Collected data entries
++++

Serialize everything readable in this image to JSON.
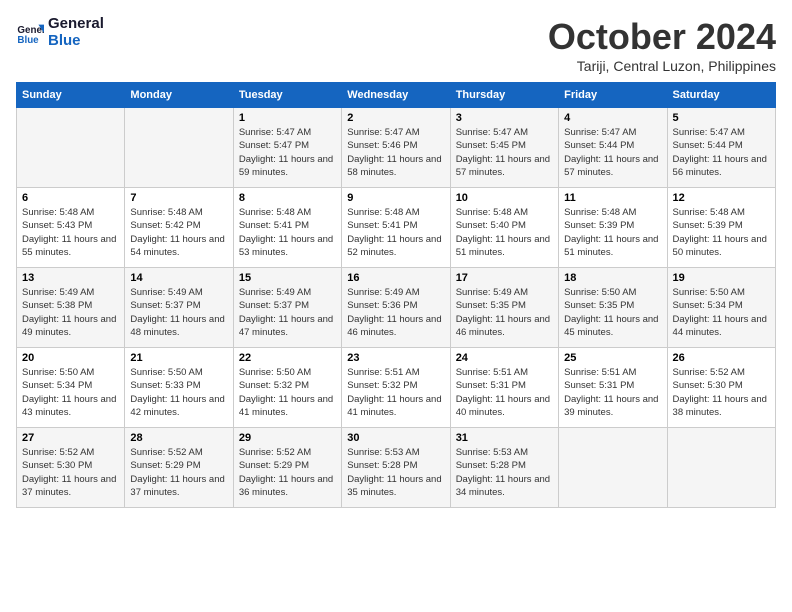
{
  "header": {
    "logo_line1": "General",
    "logo_line2": "Blue",
    "month": "October 2024",
    "location": "Tariji, Central Luzon, Philippines"
  },
  "weekdays": [
    "Sunday",
    "Monday",
    "Tuesday",
    "Wednesday",
    "Thursday",
    "Friday",
    "Saturday"
  ],
  "weeks": [
    [
      {
        "day": "",
        "sunrise": "",
        "sunset": "",
        "daylight": ""
      },
      {
        "day": "",
        "sunrise": "",
        "sunset": "",
        "daylight": ""
      },
      {
        "day": "1",
        "sunrise": "Sunrise: 5:47 AM",
        "sunset": "Sunset: 5:47 PM",
        "daylight": "Daylight: 11 hours and 59 minutes."
      },
      {
        "day": "2",
        "sunrise": "Sunrise: 5:47 AM",
        "sunset": "Sunset: 5:46 PM",
        "daylight": "Daylight: 11 hours and 58 minutes."
      },
      {
        "day": "3",
        "sunrise": "Sunrise: 5:47 AM",
        "sunset": "Sunset: 5:45 PM",
        "daylight": "Daylight: 11 hours and 57 minutes."
      },
      {
        "day": "4",
        "sunrise": "Sunrise: 5:47 AM",
        "sunset": "Sunset: 5:44 PM",
        "daylight": "Daylight: 11 hours and 57 minutes."
      },
      {
        "day": "5",
        "sunrise": "Sunrise: 5:47 AM",
        "sunset": "Sunset: 5:44 PM",
        "daylight": "Daylight: 11 hours and 56 minutes."
      }
    ],
    [
      {
        "day": "6",
        "sunrise": "Sunrise: 5:48 AM",
        "sunset": "Sunset: 5:43 PM",
        "daylight": "Daylight: 11 hours and 55 minutes."
      },
      {
        "day": "7",
        "sunrise": "Sunrise: 5:48 AM",
        "sunset": "Sunset: 5:42 PM",
        "daylight": "Daylight: 11 hours and 54 minutes."
      },
      {
        "day": "8",
        "sunrise": "Sunrise: 5:48 AM",
        "sunset": "Sunset: 5:41 PM",
        "daylight": "Daylight: 11 hours and 53 minutes."
      },
      {
        "day": "9",
        "sunrise": "Sunrise: 5:48 AM",
        "sunset": "Sunset: 5:41 PM",
        "daylight": "Daylight: 11 hours and 52 minutes."
      },
      {
        "day": "10",
        "sunrise": "Sunrise: 5:48 AM",
        "sunset": "Sunset: 5:40 PM",
        "daylight": "Daylight: 11 hours and 51 minutes."
      },
      {
        "day": "11",
        "sunrise": "Sunrise: 5:48 AM",
        "sunset": "Sunset: 5:39 PM",
        "daylight": "Daylight: 11 hours and 51 minutes."
      },
      {
        "day": "12",
        "sunrise": "Sunrise: 5:48 AM",
        "sunset": "Sunset: 5:39 PM",
        "daylight": "Daylight: 11 hours and 50 minutes."
      }
    ],
    [
      {
        "day": "13",
        "sunrise": "Sunrise: 5:49 AM",
        "sunset": "Sunset: 5:38 PM",
        "daylight": "Daylight: 11 hours and 49 minutes."
      },
      {
        "day": "14",
        "sunrise": "Sunrise: 5:49 AM",
        "sunset": "Sunset: 5:37 PM",
        "daylight": "Daylight: 11 hours and 48 minutes."
      },
      {
        "day": "15",
        "sunrise": "Sunrise: 5:49 AM",
        "sunset": "Sunset: 5:37 PM",
        "daylight": "Daylight: 11 hours and 47 minutes."
      },
      {
        "day": "16",
        "sunrise": "Sunrise: 5:49 AM",
        "sunset": "Sunset: 5:36 PM",
        "daylight": "Daylight: 11 hours and 46 minutes."
      },
      {
        "day": "17",
        "sunrise": "Sunrise: 5:49 AM",
        "sunset": "Sunset: 5:35 PM",
        "daylight": "Daylight: 11 hours and 46 minutes."
      },
      {
        "day": "18",
        "sunrise": "Sunrise: 5:50 AM",
        "sunset": "Sunset: 5:35 PM",
        "daylight": "Daylight: 11 hours and 45 minutes."
      },
      {
        "day": "19",
        "sunrise": "Sunrise: 5:50 AM",
        "sunset": "Sunset: 5:34 PM",
        "daylight": "Daylight: 11 hours and 44 minutes."
      }
    ],
    [
      {
        "day": "20",
        "sunrise": "Sunrise: 5:50 AM",
        "sunset": "Sunset: 5:34 PM",
        "daylight": "Daylight: 11 hours and 43 minutes."
      },
      {
        "day": "21",
        "sunrise": "Sunrise: 5:50 AM",
        "sunset": "Sunset: 5:33 PM",
        "daylight": "Daylight: 11 hours and 42 minutes."
      },
      {
        "day": "22",
        "sunrise": "Sunrise: 5:50 AM",
        "sunset": "Sunset: 5:32 PM",
        "daylight": "Daylight: 11 hours and 41 minutes."
      },
      {
        "day": "23",
        "sunrise": "Sunrise: 5:51 AM",
        "sunset": "Sunset: 5:32 PM",
        "daylight": "Daylight: 11 hours and 41 minutes."
      },
      {
        "day": "24",
        "sunrise": "Sunrise: 5:51 AM",
        "sunset": "Sunset: 5:31 PM",
        "daylight": "Daylight: 11 hours and 40 minutes."
      },
      {
        "day": "25",
        "sunrise": "Sunrise: 5:51 AM",
        "sunset": "Sunset: 5:31 PM",
        "daylight": "Daylight: 11 hours and 39 minutes."
      },
      {
        "day": "26",
        "sunrise": "Sunrise: 5:52 AM",
        "sunset": "Sunset: 5:30 PM",
        "daylight": "Daylight: 11 hours and 38 minutes."
      }
    ],
    [
      {
        "day": "27",
        "sunrise": "Sunrise: 5:52 AM",
        "sunset": "Sunset: 5:30 PM",
        "daylight": "Daylight: 11 hours and 37 minutes."
      },
      {
        "day": "28",
        "sunrise": "Sunrise: 5:52 AM",
        "sunset": "Sunset: 5:29 PM",
        "daylight": "Daylight: 11 hours and 37 minutes."
      },
      {
        "day": "29",
        "sunrise": "Sunrise: 5:52 AM",
        "sunset": "Sunset: 5:29 PM",
        "daylight": "Daylight: 11 hours and 36 minutes."
      },
      {
        "day": "30",
        "sunrise": "Sunrise: 5:53 AM",
        "sunset": "Sunset: 5:28 PM",
        "daylight": "Daylight: 11 hours and 35 minutes."
      },
      {
        "day": "31",
        "sunrise": "Sunrise: 5:53 AM",
        "sunset": "Sunset: 5:28 PM",
        "daylight": "Daylight: 11 hours and 34 minutes."
      },
      {
        "day": "",
        "sunrise": "",
        "sunset": "",
        "daylight": ""
      },
      {
        "day": "",
        "sunrise": "",
        "sunset": "",
        "daylight": ""
      }
    ]
  ]
}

++++

Extract all the data above exactly, excluding every picture.

Serialize everything readable in this image to JSON.
{
  "header": {
    "logo_line1": "General",
    "logo_line2": "Blue",
    "month": "October 2024",
    "location": "Tariji, Central Luzon, Philippines"
  },
  "weekdays": [
    "Sunday",
    "Monday",
    "Tuesday",
    "Wednesday",
    "Thursday",
    "Friday",
    "Saturday"
  ],
  "weeks": [
    [
      {
        "day": "",
        "sunrise": "",
        "sunset": "",
        "daylight": ""
      },
      {
        "day": "",
        "sunrise": "",
        "sunset": "",
        "daylight": ""
      },
      {
        "day": "1",
        "sunrise": "Sunrise: 5:47 AM",
        "sunset": "Sunset: 5:47 PM",
        "daylight": "Daylight: 11 hours and 59 minutes."
      },
      {
        "day": "2",
        "sunrise": "Sunrise: 5:47 AM",
        "sunset": "Sunset: 5:46 PM",
        "daylight": "Daylight: 11 hours and 58 minutes."
      },
      {
        "day": "3",
        "sunrise": "Sunrise: 5:47 AM",
        "sunset": "Sunset: 5:45 PM",
        "daylight": "Daylight: 11 hours and 57 minutes."
      },
      {
        "day": "4",
        "sunrise": "Sunrise: 5:47 AM",
        "sunset": "Sunset: 5:44 PM",
        "daylight": "Daylight: 11 hours and 57 minutes."
      },
      {
        "day": "5",
        "sunrise": "Sunrise: 5:47 AM",
        "sunset": "Sunset: 5:44 PM",
        "daylight": "Daylight: 11 hours and 56 minutes."
      }
    ],
    [
      {
        "day": "6",
        "sunrise": "Sunrise: 5:48 AM",
        "sunset": "Sunset: 5:43 PM",
        "daylight": "Daylight: 11 hours and 55 minutes."
      },
      {
        "day": "7",
        "sunrise": "Sunrise: 5:48 AM",
        "sunset": "Sunset: 5:42 PM",
        "daylight": "Daylight: 11 hours and 54 minutes."
      },
      {
        "day": "8",
        "sunrise": "Sunrise: 5:48 AM",
        "sunset": "Sunset: 5:41 PM",
        "daylight": "Daylight: 11 hours and 53 minutes."
      },
      {
        "day": "9",
        "sunrise": "Sunrise: 5:48 AM",
        "sunset": "Sunset: 5:41 PM",
        "daylight": "Daylight: 11 hours and 52 minutes."
      },
      {
        "day": "10",
        "sunrise": "Sunrise: 5:48 AM",
        "sunset": "Sunset: 5:40 PM",
        "daylight": "Daylight: 11 hours and 51 minutes."
      },
      {
        "day": "11",
        "sunrise": "Sunrise: 5:48 AM",
        "sunset": "Sunset: 5:39 PM",
        "daylight": "Daylight: 11 hours and 51 minutes."
      },
      {
        "day": "12",
        "sunrise": "Sunrise: 5:48 AM",
        "sunset": "Sunset: 5:39 PM",
        "daylight": "Daylight: 11 hours and 50 minutes."
      }
    ],
    [
      {
        "day": "13",
        "sunrise": "Sunrise: 5:49 AM",
        "sunset": "Sunset: 5:38 PM",
        "daylight": "Daylight: 11 hours and 49 minutes."
      },
      {
        "day": "14",
        "sunrise": "Sunrise: 5:49 AM",
        "sunset": "Sunset: 5:37 PM",
        "daylight": "Daylight: 11 hours and 48 minutes."
      },
      {
        "day": "15",
        "sunrise": "Sunrise: 5:49 AM",
        "sunset": "Sunset: 5:37 PM",
        "daylight": "Daylight: 11 hours and 47 minutes."
      },
      {
        "day": "16",
        "sunrise": "Sunrise: 5:49 AM",
        "sunset": "Sunset: 5:36 PM",
        "daylight": "Daylight: 11 hours and 46 minutes."
      },
      {
        "day": "17",
        "sunrise": "Sunrise: 5:49 AM",
        "sunset": "Sunset: 5:35 PM",
        "daylight": "Daylight: 11 hours and 46 minutes."
      },
      {
        "day": "18",
        "sunrise": "Sunrise: 5:50 AM",
        "sunset": "Sunset: 5:35 PM",
        "daylight": "Daylight: 11 hours and 45 minutes."
      },
      {
        "day": "19",
        "sunrise": "Sunrise: 5:50 AM",
        "sunset": "Sunset: 5:34 PM",
        "daylight": "Daylight: 11 hours and 44 minutes."
      }
    ],
    [
      {
        "day": "20",
        "sunrise": "Sunrise: 5:50 AM",
        "sunset": "Sunset: 5:34 PM",
        "daylight": "Daylight: 11 hours and 43 minutes."
      },
      {
        "day": "21",
        "sunrise": "Sunrise: 5:50 AM",
        "sunset": "Sunset: 5:33 PM",
        "daylight": "Daylight: 11 hours and 42 minutes."
      },
      {
        "day": "22",
        "sunrise": "Sunrise: 5:50 AM",
        "sunset": "Sunset: 5:32 PM",
        "daylight": "Daylight: 11 hours and 41 minutes."
      },
      {
        "day": "23",
        "sunrise": "Sunrise: 5:51 AM",
        "sunset": "Sunset: 5:32 PM",
        "daylight": "Daylight: 11 hours and 41 minutes."
      },
      {
        "day": "24",
        "sunrise": "Sunrise: 5:51 AM",
        "sunset": "Sunset: 5:31 PM",
        "daylight": "Daylight: 11 hours and 40 minutes."
      },
      {
        "day": "25",
        "sunrise": "Sunrise: 5:51 AM",
        "sunset": "Sunset: 5:31 PM",
        "daylight": "Daylight: 11 hours and 39 minutes."
      },
      {
        "day": "26",
        "sunrise": "Sunrise: 5:52 AM",
        "sunset": "Sunset: 5:30 PM",
        "daylight": "Daylight: 11 hours and 38 minutes."
      }
    ],
    [
      {
        "day": "27",
        "sunrise": "Sunrise: 5:52 AM",
        "sunset": "Sunset: 5:30 PM",
        "daylight": "Daylight: 11 hours and 37 minutes."
      },
      {
        "day": "28",
        "sunrise": "Sunrise: 5:52 AM",
        "sunset": "Sunset: 5:29 PM",
        "daylight": "Daylight: 11 hours and 37 minutes."
      },
      {
        "day": "29",
        "sunrise": "Sunrise: 5:52 AM",
        "sunset": "Sunset: 5:29 PM",
        "daylight": "Daylight: 11 hours and 36 minutes."
      },
      {
        "day": "30",
        "sunrise": "Sunrise: 5:53 AM",
        "sunset": "Sunset: 5:28 PM",
        "daylight": "Daylight: 11 hours and 35 minutes."
      },
      {
        "day": "31",
        "sunrise": "Sunrise: 5:53 AM",
        "sunset": "Sunset: 5:28 PM",
        "daylight": "Daylight: 11 hours and 34 minutes."
      },
      {
        "day": "",
        "sunrise": "",
        "sunset": "",
        "daylight": ""
      },
      {
        "day": "",
        "sunrise": "",
        "sunset": "",
        "daylight": ""
      }
    ]
  ]
}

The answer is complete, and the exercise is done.